◆ **EXCERTO DA PÁGINA**:
══════

Quanto às dificuldades do País para quem quer investir, Amancio Lopez Seijas, refere que, “como em todos os países do Sul da Europa, são a burocracia e a lentidão na obtenção de licenças”. “Pôr em marcha uma obra é muito complicado, mas é algo que acontece em Espanha, em Itália, nos países do Sul da Europa. Provavelmente é algo que todos os países do Sul da Europa têm de melhorar e agilizar. Quando há uma empresa que é viável, que cria riqueza e postos de trabalho, devia-se agilizar o processo.”
Questionado sobre a subida de preços na hotelaria em Portugal, o presidente da Hotusa explica que se trata de um ciclo. “Agora estamos num ciclo positivo em que os preços subiram e, logicamente, a rentabilidade melhorou. Mas isto é cíclico. Quando as coisas estão bem, constroem-se muitos hotéis, quando há muitos hotéis, a rentabilidade baixa e deixa-se de construir. Passado algum tempo, voltam a ser rentáveis e assim sucessivamente. Estamos numa fase ascendente, mas o importante é as cidades manterem a sua identidade”, afirma. “Creio que as cidades espanholas, como as portuguesas e outras, devem manter a sua singularidade, os seus estabelecimentos emblemáticos, a sua história, para que quem venha a Lisboa, perceba claramente que está em Lisboa e encontre toda a tradição da cidade”, defende. Para o responsável é importante que se aposte em “hotéis de design, inovadores e de qualidade, que possam eles próprios converterem-se em destinos”. “Por isso pensamos que, o que fizemos nesta unidade [Eurostars Museum] é importante, porque não é um hotel normal, com um design simplesmente estético, neutro. Este é o caminho.”
Planos de expansão
Amancio Lopez Seijas afirma que o Grupo Hotusa está empenhado em crescer em quase todas as partes do globo, incluindo no Velho Continente, “Estamos a olhar praticamente para toda a Europa: a tradicional e turística, estou convencido que países como a Alemanha têm um enorme potencial turístico, como Portugal, pela cultura, história e singularidade”.
A América, não só a Latina, como a do Norte, também interessam aos planos de expansão do grupo. Já sobre os outros continentes, o responsável refere: “Acreditamos que África oferece enormes oportunidades. Um pouco mais complicado é o desenvolvimento na Ásia, porque chegámos um pouco tarde. Tudo consiste em saber fazer um produto diferenciado, competitivo e eficiente. Tendo isso, podemos replicá-lo noutros destinos, países e continentes. Num mundo global, a competitividade consiste nisso: se sabemos fazer algo, podemos levá-lo a qualquer sítio”.
Em 2017, as vendas do grupo Hotusa cresceram ligeiramente acima dos 15%. Embora os números ainda não estejam fechados, as receitas devem subir também acima dos 15%. Em Portugal, o crescimento foi acima 20%, refere o responsável.

══════

◆ **DADOS REGISTADOS**:
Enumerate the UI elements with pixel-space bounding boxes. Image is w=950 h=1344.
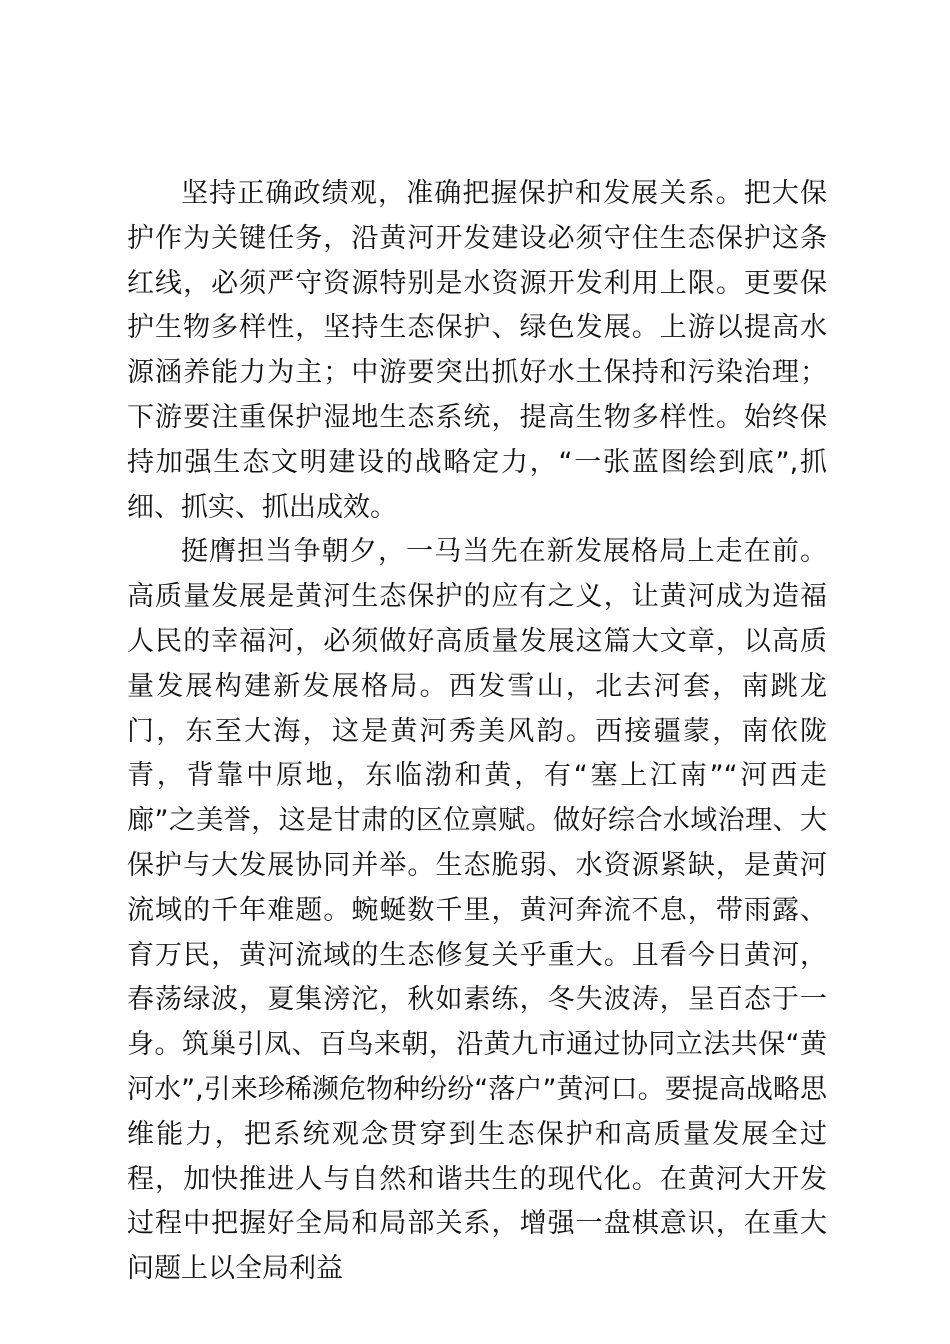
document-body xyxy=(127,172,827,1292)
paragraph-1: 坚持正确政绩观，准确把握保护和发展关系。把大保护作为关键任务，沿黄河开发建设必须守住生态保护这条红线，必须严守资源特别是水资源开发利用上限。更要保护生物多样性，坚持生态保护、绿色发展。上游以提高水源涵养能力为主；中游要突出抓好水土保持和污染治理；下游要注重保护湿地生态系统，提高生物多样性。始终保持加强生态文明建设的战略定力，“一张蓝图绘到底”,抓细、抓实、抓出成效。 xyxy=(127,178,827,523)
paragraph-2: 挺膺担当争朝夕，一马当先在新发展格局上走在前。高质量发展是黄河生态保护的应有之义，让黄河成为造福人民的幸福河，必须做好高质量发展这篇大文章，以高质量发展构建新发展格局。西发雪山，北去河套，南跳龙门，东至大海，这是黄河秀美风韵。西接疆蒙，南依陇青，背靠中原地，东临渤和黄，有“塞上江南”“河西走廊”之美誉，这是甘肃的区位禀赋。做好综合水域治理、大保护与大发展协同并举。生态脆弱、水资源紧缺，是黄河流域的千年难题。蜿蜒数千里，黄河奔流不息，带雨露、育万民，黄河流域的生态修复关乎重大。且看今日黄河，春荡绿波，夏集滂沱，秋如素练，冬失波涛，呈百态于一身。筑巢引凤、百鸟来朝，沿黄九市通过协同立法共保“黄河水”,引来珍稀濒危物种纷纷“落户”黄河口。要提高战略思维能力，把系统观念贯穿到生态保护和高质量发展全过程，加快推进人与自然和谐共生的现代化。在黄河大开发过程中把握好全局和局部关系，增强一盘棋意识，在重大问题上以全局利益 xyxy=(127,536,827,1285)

══════

◆ **REQUISITOS DA TAREFA**: Consegue prosseguir o excerto sobre o Grupo Hotusa, escrevendo a partir da última frase apresentada? O material registado não faz parte do excerto.

◆ **RESPOSTA ESPERADA**:
Com vários hotéis na Catalunha, os reflexos da instabilidade política na região no último trimestre de 2017 tiveram um impacto negativo nas unidades. Efeito que parece estar a ser revertido já no início deste ano. “Não me atrevo a fazer prognósticos, sobretudo quando existe incerteza e pode haver instabilidade. Como sou empresário, sou optimista, espero que, no final, o sentido comum e a lógica prevaleçam e que os problemas se revolvam da melhor forma possível”.
Já quanto à saída do Reino Unido da União Europeia e o efeito que isso pode ter nas viagens do mercado inglês, as palavras são de incerteza. “Até aqui, tivemos um período onde parecia que todos os projectos consistiam em construir pontes, unir, somar. E o Brexit é um fenómeno em direcção contrária. O preço da libra é uma das maiores incertezas. Em contrapartida, temos que captar mercados de outras origens para, de certa forma, compensar o mercado inglês. Creio que a chave será o câmbio da libra e o poder aquisitivo dos ingleses”.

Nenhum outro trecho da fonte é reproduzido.